:: What you need to do ::
Print the listing below exactly.

## begin Data records

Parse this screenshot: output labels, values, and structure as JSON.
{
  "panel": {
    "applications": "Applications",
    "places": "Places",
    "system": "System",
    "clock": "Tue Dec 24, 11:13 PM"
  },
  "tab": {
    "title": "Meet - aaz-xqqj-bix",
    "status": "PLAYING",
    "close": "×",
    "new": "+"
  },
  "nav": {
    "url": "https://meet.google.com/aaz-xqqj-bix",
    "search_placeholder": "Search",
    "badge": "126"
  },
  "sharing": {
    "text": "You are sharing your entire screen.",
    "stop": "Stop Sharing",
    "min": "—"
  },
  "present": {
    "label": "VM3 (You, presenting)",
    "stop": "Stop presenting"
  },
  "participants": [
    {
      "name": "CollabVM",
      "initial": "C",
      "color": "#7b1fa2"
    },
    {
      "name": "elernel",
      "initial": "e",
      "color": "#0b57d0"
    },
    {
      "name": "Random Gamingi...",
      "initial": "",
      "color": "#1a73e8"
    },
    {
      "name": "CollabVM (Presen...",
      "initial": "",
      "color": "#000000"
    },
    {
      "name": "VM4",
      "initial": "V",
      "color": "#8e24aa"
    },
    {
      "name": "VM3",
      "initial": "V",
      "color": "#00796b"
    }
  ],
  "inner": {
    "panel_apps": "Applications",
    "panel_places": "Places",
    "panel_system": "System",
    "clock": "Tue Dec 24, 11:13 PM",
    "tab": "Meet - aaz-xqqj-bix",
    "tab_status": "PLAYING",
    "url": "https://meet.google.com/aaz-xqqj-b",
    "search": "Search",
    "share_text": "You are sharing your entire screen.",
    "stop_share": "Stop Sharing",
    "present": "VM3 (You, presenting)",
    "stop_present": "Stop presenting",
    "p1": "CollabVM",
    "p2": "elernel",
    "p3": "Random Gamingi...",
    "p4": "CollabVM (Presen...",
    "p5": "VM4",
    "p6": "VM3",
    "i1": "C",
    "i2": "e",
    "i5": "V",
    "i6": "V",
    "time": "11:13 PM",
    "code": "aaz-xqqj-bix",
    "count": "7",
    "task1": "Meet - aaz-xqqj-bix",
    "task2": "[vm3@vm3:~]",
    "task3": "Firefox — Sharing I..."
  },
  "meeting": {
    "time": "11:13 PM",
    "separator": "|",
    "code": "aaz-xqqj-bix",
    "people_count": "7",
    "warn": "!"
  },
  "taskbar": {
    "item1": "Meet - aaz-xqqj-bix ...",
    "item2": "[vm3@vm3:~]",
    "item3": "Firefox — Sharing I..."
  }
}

## end Data records

:: The result ::
Parse this screenshot: output labels, values, and structure as JSON.
{
  "panel": {
    "applications": "Applications",
    "places": "Places",
    "system": "System",
    "clock": "Tue Dec 24, 11:13 PM"
  },
  "tab": {
    "title": "Meet - aaz-xqqj-bix",
    "status": "PLAYING",
    "close": "×",
    "new": "+"
  },
  "nav": {
    "url": "https://meet.google.com/aaz-xqqj-bix",
    "search_placeholder": "Search",
    "badge": "126"
  },
  "sharing": {
    "text": "You are sharing your entire screen.",
    "stop": "Stop Sharing",
    "min": "—"
  },
  "present": {
    "label": "VM3 (You, presenting)",
    "stop": "Stop presenting"
  },
  "participants": [
    {
      "name": "CollabVM",
      "initial": "C",
      "color": "#7b1fa2"
    },
    {
      "name": "elernel",
      "initial": "e",
      "color": "#0b57d0"
    },
    {
      "name": "Random Gamingi...",
      "initial": "",
      "color": "#1a73e8"
    },
    {
      "name": "CollabVM (Presen...",
      "initial": "",
      "color": "#000000"
    },
    {
      "name": "VM4",
      "initial": "V",
      "color": "#8e24aa"
    },
    {
      "name": "VM3",
      "initial": "V",
      "color": "#00796b"
    }
  ],
  "inner": {
    "panel_apps": "Applications",
    "panel_places": "Places",
    "panel_system": "System",
    "clock": "Tue Dec 24, 11:13 PM",
    "tab": "Meet - aaz-xqqj-bix",
    "tab_status": "PLAYING",
    "url": "https://meet.google.com/aaz-xqqj-b",
    "search": "Search",
    "share_text": "You are sharing your entire screen.",
    "stop_share": "Stop Sharing",
    "present": "VM3 (You, presenting)",
    "stop_present": "Stop presenting",
    "p1": "CollabVM",
    "p2": "elernel",
    "p3": "Random Gamingi...",
    "p4": "CollabVM (Presen...",
    "p5": "VM4",
    "p6": "VM3",
    "i1": "C",
    "i2": "e",
    "i5": "V",
    "i6": "V",
    "time": "11:13 PM",
    "code": "aaz-xqqj-bix",
    "count": "7",
    "task1": "Meet - aaz-xqqj-bix",
    "task2": "[vm3@vm3:~]",
    "task3": "Firefox — Sharing I..."
  },
  "meeting": {
    "time": "11:13 PM",
    "separator": "|",
    "code": "aaz-xqqj-bix",
    "people_count": "7",
    "warn": "!"
  },
  "taskbar": {
    "item1": "Meet - aaz-xqqj-bix ...",
    "item2": "[vm3@vm3:~]",
    "item3": "Firefox — Sharing I..."
  }
}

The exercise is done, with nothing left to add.